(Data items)
* BEGIN *

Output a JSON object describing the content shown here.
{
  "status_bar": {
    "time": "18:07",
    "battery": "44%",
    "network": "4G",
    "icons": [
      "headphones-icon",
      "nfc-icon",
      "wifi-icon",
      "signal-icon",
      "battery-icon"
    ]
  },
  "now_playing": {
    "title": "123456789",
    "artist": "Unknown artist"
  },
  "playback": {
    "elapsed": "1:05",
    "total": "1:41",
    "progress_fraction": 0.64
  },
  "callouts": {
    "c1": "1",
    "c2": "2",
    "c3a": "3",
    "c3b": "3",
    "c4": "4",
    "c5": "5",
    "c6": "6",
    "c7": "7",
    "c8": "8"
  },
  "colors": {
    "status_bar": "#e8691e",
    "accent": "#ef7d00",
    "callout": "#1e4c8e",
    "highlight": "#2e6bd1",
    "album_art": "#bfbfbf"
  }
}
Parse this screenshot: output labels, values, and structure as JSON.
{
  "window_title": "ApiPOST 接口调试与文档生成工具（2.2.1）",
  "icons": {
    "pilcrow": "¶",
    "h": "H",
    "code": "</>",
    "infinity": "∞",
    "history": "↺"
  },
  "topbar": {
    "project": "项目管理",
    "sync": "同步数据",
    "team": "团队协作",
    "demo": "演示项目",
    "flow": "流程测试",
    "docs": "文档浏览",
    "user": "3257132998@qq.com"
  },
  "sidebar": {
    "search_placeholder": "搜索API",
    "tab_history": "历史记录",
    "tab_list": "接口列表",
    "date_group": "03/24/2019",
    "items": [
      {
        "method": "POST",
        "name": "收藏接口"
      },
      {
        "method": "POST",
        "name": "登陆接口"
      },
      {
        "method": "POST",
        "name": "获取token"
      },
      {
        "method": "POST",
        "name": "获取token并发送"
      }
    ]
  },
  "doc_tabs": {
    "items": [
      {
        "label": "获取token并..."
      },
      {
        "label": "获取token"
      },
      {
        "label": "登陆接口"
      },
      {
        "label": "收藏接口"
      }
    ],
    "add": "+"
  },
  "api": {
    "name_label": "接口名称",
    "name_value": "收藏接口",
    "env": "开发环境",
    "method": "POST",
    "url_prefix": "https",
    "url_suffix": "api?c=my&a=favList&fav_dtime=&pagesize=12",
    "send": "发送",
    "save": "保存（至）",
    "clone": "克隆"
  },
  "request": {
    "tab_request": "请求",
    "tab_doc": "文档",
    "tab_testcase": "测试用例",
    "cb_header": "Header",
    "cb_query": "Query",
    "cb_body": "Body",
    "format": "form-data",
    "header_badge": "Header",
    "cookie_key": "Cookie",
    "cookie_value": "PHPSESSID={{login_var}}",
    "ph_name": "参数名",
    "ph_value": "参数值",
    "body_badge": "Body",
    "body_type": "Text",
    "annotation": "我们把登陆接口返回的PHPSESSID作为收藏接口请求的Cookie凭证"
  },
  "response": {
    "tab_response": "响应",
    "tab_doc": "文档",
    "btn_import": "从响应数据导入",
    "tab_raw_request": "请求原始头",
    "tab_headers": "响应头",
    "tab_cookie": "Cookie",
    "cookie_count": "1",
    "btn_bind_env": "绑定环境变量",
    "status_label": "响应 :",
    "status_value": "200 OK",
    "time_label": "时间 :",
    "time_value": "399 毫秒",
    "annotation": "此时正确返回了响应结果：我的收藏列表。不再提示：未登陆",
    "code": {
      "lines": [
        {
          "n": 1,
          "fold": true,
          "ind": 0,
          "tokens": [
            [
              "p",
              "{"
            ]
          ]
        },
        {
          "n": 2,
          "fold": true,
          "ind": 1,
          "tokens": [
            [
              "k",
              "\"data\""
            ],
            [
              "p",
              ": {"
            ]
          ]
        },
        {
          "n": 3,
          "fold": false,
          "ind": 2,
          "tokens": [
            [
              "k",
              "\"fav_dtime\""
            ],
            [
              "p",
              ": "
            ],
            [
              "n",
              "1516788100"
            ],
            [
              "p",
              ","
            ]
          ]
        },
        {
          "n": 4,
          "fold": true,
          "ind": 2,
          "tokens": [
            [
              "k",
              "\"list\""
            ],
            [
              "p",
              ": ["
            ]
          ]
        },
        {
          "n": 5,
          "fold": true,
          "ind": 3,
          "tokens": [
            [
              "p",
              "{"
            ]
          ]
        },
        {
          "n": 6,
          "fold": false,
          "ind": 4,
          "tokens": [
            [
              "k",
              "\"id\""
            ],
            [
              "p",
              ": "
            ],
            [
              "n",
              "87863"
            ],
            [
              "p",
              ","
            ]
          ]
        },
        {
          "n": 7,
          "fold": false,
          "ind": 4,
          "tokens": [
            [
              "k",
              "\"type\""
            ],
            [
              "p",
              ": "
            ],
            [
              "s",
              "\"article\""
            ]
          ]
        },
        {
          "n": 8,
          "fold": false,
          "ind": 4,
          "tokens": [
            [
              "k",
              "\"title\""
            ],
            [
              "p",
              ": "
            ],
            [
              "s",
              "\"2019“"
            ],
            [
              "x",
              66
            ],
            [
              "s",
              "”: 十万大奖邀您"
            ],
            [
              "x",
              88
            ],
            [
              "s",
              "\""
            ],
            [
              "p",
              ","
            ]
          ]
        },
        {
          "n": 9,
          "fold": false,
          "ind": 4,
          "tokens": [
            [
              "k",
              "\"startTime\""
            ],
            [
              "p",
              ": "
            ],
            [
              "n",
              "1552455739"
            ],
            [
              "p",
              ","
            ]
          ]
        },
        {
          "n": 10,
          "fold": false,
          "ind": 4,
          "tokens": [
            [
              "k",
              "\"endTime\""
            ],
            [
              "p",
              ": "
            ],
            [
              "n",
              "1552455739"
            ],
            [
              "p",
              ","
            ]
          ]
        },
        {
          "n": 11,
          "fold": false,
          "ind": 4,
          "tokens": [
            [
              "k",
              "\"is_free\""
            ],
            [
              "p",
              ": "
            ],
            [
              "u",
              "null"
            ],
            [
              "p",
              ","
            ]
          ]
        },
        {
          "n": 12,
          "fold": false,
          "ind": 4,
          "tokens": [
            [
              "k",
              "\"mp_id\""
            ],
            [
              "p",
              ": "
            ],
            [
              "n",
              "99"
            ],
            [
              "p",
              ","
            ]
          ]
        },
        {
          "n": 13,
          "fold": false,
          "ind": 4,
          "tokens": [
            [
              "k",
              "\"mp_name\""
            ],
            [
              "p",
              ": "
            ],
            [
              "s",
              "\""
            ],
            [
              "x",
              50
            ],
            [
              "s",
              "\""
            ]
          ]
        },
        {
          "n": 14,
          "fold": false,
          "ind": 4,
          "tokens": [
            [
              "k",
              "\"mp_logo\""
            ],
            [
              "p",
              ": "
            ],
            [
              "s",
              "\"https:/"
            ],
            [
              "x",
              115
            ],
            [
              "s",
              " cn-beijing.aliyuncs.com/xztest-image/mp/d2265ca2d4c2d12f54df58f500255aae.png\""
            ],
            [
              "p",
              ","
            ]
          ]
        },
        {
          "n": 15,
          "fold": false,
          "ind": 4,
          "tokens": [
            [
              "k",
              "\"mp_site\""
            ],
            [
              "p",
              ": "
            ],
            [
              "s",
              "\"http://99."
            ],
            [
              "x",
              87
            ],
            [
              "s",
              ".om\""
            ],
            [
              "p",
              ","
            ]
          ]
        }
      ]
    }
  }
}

* END *

» SET EXERCISE
Write the entire listing out again, word for word.

» ANSWER TO THIS TASK
Output a JSON object describing the content shown here.
{
  "status_bar": {
    "time": "18:07",
    "battery": "44%",
    "network": "4G",
    "icons": [
      "headphones-icon",
      "nfc-icon",
      "wifi-icon",
      "signal-icon",
      "battery-icon"
    ]
  },
  "now_playing": {
    "title": "123456789",
    "artist": "Unknown artist"
  },
  "playback": {
    "elapsed": "1:05",
    "total": "1:41",
    "progress_fraction": 0.64
  },
  "callouts": {
    "c1": "1",
    "c2": "2",
    "c3a": "3",
    "c3b": "3",
    "c4": "4",
    "c5": "5",
    "c6": "6",
    "c7": "7",
    "c8": "8"
  },
  "colors": {
    "status_bar": "#e8691e",
    "accent": "#ef7d00",
    "callout": "#1e4c8e",
    "highlight": "#2e6bd1",
    "album_art": "#bfbfbf"
  }
}
Parse this screenshot: output labels, values, and structure as JSON.
{
  "window_title": "ApiPOST 接口调试与文档生成工具（2.2.1）",
  "icons": {
    "pilcrow": "¶",
    "h": "H",
    "code": "</>",
    "infinity": "∞",
    "history": "↺"
  },
  "topbar": {
    "project": "项目管理",
    "sync": "同步数据",
    "team": "团队协作",
    "demo": "演示项目",
    "flow": "流程测试",
    "docs": "文档浏览",
    "user": "3257132998@qq.com"
  },
  "sidebar": {
    "search_placeholder": "搜索API",
    "tab_history": "历史记录",
    "tab_list": "接口列表",
    "date_group": "03/24/2019",
    "items": [
      {
        "method": "POST",
        "name": "收藏接口"
      },
      {
        "method": "POST",
        "name": "登陆接口"
      },
      {
        "method": "POST",
        "name": "获取token"
      },
      {
        "method": "POST",
        "name": "获取token并发送"
      }
    ]
  },
  "doc_tabs": {
    "items": [
      {
        "label": "获取token并..."
      },
      {
        "label": "获取token"
      },
      {
        "label": "登陆接口"
      },
      {
        "label": "收藏接口"
      }
    ],
    "add": "+"
  },
  "api": {
    "name_label": "接口名称",
    "name_value": "收藏接口",
    "env": "开发环境",
    "method": "POST",
    "url_prefix": "https",
    "url_suffix": "api?c=my&a=favList&fav_dtime=&pagesize=12",
    "send": "发送",
    "save": "保存（至）",
    "clone": "克隆"
  },
  "request": {
    "tab_request": "请求",
    "tab_doc": "文档",
    "tab_testcase": "测试用例",
    "cb_header": "Header",
    "cb_query": "Query",
    "cb_body": "Body",
    "format": "form-data",
    "header_badge": "Header",
    "cookie_key": "Cookie",
    "cookie_value": "PHPSESSID={{login_var}}",
    "ph_name": "参数名",
    "ph_value": "参数值",
    "body_badge": "Body",
    "body_type": "Text",
    "annotation": "我们把登陆接口返回的PHPSESSID作为收藏接口请求的Cookie凭证"
  },
  "response": {
    "tab_response": "响应",
    "tab_doc": "文档",
    "btn_import": "从响应数据导入",
    "tab_raw_request": "请求原始头",
    "tab_headers": "响应头",
    "tab_cookie": "Cookie",
    "cookie_count": "1",
    "btn_bind_env": "绑定环境变量",
    "status_label": "响应 :",
    "status_value": "200 OK",
    "time_label": "时间 :",
    "time_value": "399 毫秒",
    "annotation": "此时正确返回了响应结果：我的收藏列表。不再提示：未登陆",
    "code": {
      "lines": [
        {
          "n": 1,
          "fold": true,
          "ind": 0,
          "tokens": [
            [
              "p",
              "{"
            ]
          ]
        },
        {
          "n": 2,
          "fold": true,
          "ind": 1,
          "tokens": [
            [
              "k",
              "\"data\""
            ],
            [
              "p",
              ": {"
            ]
          ]
        },
        {
          "n": 3,
          "fold": false,
          "ind": 2,
          "tokens": [
            [
              "k",
              "\"fav_dtime\""
            ],
            [
              "p",
              ": "
            ],
            [
              "n",
              "1516788100"
            ],
            [
              "p",
              ","
            ]
          ]
        },
        {
          "n": 4,
          "fold": true,
          "ind": 2,
          "tokens": [
            [
              "k",
              "\"list\""
            ],
            [
              "p",
              ": ["
            ]
          ]
        },
        {
          "n": 5,
          "fold": true,
          "ind": 3,
          "tokens": [
            [
              "p",
              "{"
            ]
          ]
        },
        {
          "n": 6,
          "fold": false,
          "ind": 4,
          "tokens": [
            [
              "k",
              "\"id\""
            ],
            [
              "p",
              ": "
            ],
            [
              "n",
              "87863"
            ],
            [
              "p",
              ","
            ]
          ]
        },
        {
          "n": 7,
          "fold": false,
          "ind": 4,
          "tokens": [
            [
              "k",
              "\"type\""
            ],
            [
              "p",
              ": "
            ],
            [
              "s",
              "\"article\""
            ]
          ]
        },
        {
          "n": 8,
          "fold": false,
          "ind": 4,
          "tokens": [
            [
              "k",
              "\"title\""
            ],
            [
              "p",
              ": "
            ],
            [
              "s",
              "\"2019“"
            ],
            [
              "x",
              66
            ],
            [
              "s",
              "”: 十万大奖邀您"
            ],
            [
              "x",
              88
            ],
            [
              "s",
              "\""
            ],
            [
              "p",
              ","
            ]
          ]
        },
        {
          "n": 9,
          "fold": false,
          "ind": 4,
          "tokens": [
            [
              "k",
              "\"startTime\""
            ],
            [
              "p",
              ": "
            ],
            [
              "n",
              "1552455739"
            ],
            [
              "p",
              ","
            ]
          ]
        },
        {
          "n": 10,
          "fold": false,
          "ind": 4,
          "tokens": [
            [
              "k",
              "\"endTime\""
            ],
            [
              "p",
              ": "
            ],
            [
              "n",
              "1552455739"
            ],
            [
              "p",
              ","
            ]
          ]
        },
        {
          "n": 11,
          "fold": false,
          "ind": 4,
          "tokens": [
            [
              "k",
              "\"is_free\""
            ],
            [
              "p",
              ": "
            ],
            [
              "u",
              "null"
            ],
            [
              "p",
              ","
            ]
          ]
        },
        {
          "n": 12,
          "fold": false,
          "ind": 4,
          "tokens": [
            [
              "k",
              "\"mp_id\""
            ],
            [
              "p",
              ": "
            ],
            [
              "n",
              "99"
            ],
            [
              "p",
              ","
            ]
          ]
        },
        {
          "n": 13,
          "fold": false,
          "ind": 4,
          "tokens": [
            [
              "k",
              "\"mp_name\""
            ],
            [
              "p",
              ": "
            ],
            [
              "s",
              "\""
            ],
            [
              "x",
              50
            ],
            [
              "s",
              "\""
            ]
          ]
        },
        {
          "n": 14,
          "fold": false,
          "ind": 4,
          "tokens": [
            [
              "k",
              "\"mp_logo\""
            ],
            [
              "p",
              ": "
            ],
            [
              "s",
              "\"https:/"
            ],
            [
              "x",
              115
            ],
            [
              "s",
              " cn-beijing.aliyuncs.com/xztest-image/mp/d2265ca2d4c2d12f54df58f500255aae.png\""
            ],
            [
              "p",
              ","
            ]
          ]
        },
        {
          "n": 15,
          "fold": false,
          "ind": 4,
          "tokens": [
            [
              "k",
              "\"mp_site\""
            ],
            [
              "p",
              ": "
            ],
            [
              "s",
              "\"http://99."
            ],
            [
              "x",
              87
            ],
            [
              "s",
              ".om\""
            ],
            [
              "p",
              ","
            ]
          ]
        }
      ]
    }
  }
}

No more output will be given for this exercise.